- **TO DO**: Give all of the lines again, with nothing added or dropped.

- **RECORDS FOR THE EXERCISE**:
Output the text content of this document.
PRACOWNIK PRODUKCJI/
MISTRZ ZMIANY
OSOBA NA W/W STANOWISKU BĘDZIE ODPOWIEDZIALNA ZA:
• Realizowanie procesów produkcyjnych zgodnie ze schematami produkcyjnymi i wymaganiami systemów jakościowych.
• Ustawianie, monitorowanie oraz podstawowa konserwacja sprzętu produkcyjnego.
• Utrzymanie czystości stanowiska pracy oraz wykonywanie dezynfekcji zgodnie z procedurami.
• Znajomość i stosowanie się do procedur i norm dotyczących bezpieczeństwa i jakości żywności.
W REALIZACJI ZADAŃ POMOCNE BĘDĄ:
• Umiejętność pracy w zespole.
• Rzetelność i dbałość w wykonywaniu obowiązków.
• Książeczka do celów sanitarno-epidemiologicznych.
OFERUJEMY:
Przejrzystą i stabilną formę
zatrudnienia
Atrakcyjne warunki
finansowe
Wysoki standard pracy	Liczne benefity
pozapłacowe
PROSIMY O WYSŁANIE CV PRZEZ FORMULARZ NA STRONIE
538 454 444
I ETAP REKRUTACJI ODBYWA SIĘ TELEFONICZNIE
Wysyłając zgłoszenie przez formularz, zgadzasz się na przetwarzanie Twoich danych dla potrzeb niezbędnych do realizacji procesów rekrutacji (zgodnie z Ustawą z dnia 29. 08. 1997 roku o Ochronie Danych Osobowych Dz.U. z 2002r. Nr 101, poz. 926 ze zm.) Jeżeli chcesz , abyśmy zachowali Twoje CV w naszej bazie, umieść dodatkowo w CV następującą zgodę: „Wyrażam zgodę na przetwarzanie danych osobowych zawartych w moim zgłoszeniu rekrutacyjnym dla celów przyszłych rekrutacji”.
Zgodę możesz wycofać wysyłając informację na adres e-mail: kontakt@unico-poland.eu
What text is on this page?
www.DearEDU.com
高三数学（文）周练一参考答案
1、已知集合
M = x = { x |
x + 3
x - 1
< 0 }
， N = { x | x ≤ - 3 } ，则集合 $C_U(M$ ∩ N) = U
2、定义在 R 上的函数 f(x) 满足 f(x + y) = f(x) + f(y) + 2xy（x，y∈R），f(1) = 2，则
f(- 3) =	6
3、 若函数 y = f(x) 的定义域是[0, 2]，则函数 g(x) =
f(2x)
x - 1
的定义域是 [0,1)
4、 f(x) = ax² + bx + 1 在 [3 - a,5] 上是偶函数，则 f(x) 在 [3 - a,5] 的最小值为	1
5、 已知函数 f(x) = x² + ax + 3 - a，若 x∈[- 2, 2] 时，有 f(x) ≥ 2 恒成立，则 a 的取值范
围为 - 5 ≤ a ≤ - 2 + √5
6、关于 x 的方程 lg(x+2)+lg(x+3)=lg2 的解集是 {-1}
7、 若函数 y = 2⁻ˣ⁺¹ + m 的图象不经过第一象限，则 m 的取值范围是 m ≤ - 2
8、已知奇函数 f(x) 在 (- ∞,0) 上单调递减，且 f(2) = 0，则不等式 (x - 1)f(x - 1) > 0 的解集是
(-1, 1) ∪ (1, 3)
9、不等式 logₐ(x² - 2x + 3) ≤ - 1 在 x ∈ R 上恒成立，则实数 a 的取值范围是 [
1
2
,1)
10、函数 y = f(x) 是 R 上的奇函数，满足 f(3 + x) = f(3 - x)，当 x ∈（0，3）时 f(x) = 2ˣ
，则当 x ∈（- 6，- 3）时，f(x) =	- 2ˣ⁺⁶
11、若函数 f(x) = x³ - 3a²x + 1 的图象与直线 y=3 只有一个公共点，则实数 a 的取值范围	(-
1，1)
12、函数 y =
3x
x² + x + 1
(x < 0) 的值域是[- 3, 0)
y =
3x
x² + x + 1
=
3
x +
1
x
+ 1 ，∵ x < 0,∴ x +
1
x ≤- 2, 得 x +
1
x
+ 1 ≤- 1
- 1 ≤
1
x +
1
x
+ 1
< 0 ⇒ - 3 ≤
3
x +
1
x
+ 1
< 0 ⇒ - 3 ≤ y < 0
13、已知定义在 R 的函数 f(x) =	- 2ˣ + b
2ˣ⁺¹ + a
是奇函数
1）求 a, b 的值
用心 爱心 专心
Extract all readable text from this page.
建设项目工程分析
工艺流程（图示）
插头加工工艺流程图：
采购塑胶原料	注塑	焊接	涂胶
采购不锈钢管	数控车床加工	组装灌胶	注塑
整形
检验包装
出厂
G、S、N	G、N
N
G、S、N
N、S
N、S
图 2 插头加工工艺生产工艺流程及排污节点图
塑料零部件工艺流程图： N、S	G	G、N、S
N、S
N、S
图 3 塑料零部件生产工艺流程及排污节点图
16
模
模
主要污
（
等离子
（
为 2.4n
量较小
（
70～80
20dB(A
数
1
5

- **ANSWER BELOW**:
Output the text content of this document.
PRACOWNIK PRODUKCJI/
MISTRZ ZMIANY
OSOBA NA W/W STANOWISKU BĘDZIE ODPOWIEDZIALNA ZA:
• Realizowanie procesów produkcyjnych zgodnie ze schematami produkcyjnymi i wymaganiami systemów jakościowych.
• Ustawianie, monitorowanie oraz podstawowa konserwacja sprzętu produkcyjnego.
• Utrzymanie czystości stanowiska pracy oraz wykonywanie dezynfekcji zgodnie z procedurami.
• Znajomość i stosowanie się do procedur i norm dotyczących bezpieczeństwa i jakości żywności.
W REALIZACJI ZADAŃ POMOCNE BĘDĄ:
• Umiejętność pracy w zespole.
• Rzetelność i dbałość w wykonywaniu obowiązków.
• Książeczka do celów sanitarno-epidemiologicznych.
OFERUJEMY:
Przejrzystą i stabilną formę
zatrudnienia
Atrakcyjne warunki
finansowe
Wysoki standard pracy	Liczne benefity
pozapłacowe
PROSIMY O WYSŁANIE CV PRZEZ FORMULARZ NA STRONIE
538 454 444
I ETAP REKRUTACJI ODBYWA SIĘ TELEFONICZNIE
Wysyłając zgłoszenie przez formularz, zgadzasz się na przetwarzanie Twoich danych dla potrzeb niezbędnych do realizacji procesów rekrutacji (zgodnie z Ustawą z dnia 29. 08. 1997 roku o Ochronie Danych Osobowych Dz.U. z 2002r. Nr 101, poz. 926 ze zm.) Jeżeli chcesz , abyśmy zachowali Twoje CV w naszej bazie, umieść dodatkowo w CV następującą zgodę: „Wyrażam zgodę na przetwarzanie danych osobowych zawartych w moim zgłoszeniu rekrutacyjnym dla celów przyszłych rekrutacji”.
Zgodę możesz wycofać wysyłając informację na adres e-mail: kontakt@unico-poland.eu
What text is on this page?
www.DearEDU.com
高三数学（文）周练一参考答案
1、已知集合
M = x = { x |
x + 3
x - 1
< 0 }
， N = { x | x ≤ - 3 } ，则集合 $C_U(M$ ∩ N) = U
2、定义在 R 上的函数 f(x) 满足 f(x + y) = f(x) + f(y) + 2xy（x，y∈R），f(1) = 2，则
f(- 3) =	6
3、 若函数 y = f(x) 的定义域是[0, 2]，则函数 g(x) =
f(2x)
x - 1
的定义域是 [0,1)
4、 f(x) = ax² + bx + 1 在 [3 - a,5] 上是偶函数，则 f(x) 在 [3 - a,5] 的最小值为	1
5、 已知函数 f(x) = x² + ax + 3 - a，若 x∈[- 2, 2] 时，有 f(x) ≥ 2 恒成立，则 a 的取值范
围为 - 5 ≤ a ≤ - 2 + √5
6、关于 x 的方程 lg(x+2)+lg(x+3)=lg2 的解集是 {-1}
7、 若函数 y = 2⁻ˣ⁺¹ + m 的图象不经过第一象限，则 m 的取值范围是 m ≤ - 2
8、已知奇函数 f(x) 在 (- ∞,0) 上单调递减，且 f(2) = 0，则不等式 (x - 1)f(x - 1) > 0 的解集是
(-1, 1) ∪ (1, 3)
9、不等式 logₐ(x² - 2x + 3) ≤ - 1 在 x ∈ R 上恒成立，则实数 a 的取值范围是 [
1
2
,1)
10、函数 y = f(x) 是 R 上的奇函数，满足 f(3 + x) = f(3 - x)，当 x ∈（0，3）时 f(x) = 2ˣ
，则当 x ∈（- 6，- 3）时，f(x) =	- 2ˣ⁺⁶
11、若函数 f(x) = x³ - 3a²x + 1 的图象与直线 y=3 只有一个公共点，则实数 a 的取值范围	(-
1，1)
12、函数 y =
3x
x² + x + 1
(x < 0) 的值域是[- 3, 0)
y =
3x
x² + x + 1
=
3
x +
1
x
+ 1 ，∵ x < 0,∴ x +
1
x ≤- 2, 得 x +
1
x
+ 1 ≤- 1
- 1 ≤
1
x +
1
x
+ 1
< 0 ⇒ - 3 ≤
3
x +
1
x
+ 1
< 0 ⇒ - 3 ≤ y < 0
13、已知定义在 R 的函数 f(x) =	- 2ˣ + b
2ˣ⁺¹ + a
是奇函数
1）求 a, b 的值
用心 爱心 专心
Extract all readable text from this page.
建设项目工程分析
工艺流程（图示）
插头加工工艺流程图：
采购塑胶原料	注塑	焊接	涂胶
采购不锈钢管	数控车床加工	组装灌胶	注塑
整形
检验包装
出厂
G、S、N	G、N
N
G、S、N
N、S
N、S
图 2 插头加工工艺生产工艺流程及排污节点图
塑料零部件工艺流程图： N、S	G	G、N、S
N、S
N、S
图 3 塑料零部件生产工艺流程及排污节点图
16
模
模
主要污
（
等离子
（
为 2.4n
量较小
（
70～80
20dB(A
数
1
5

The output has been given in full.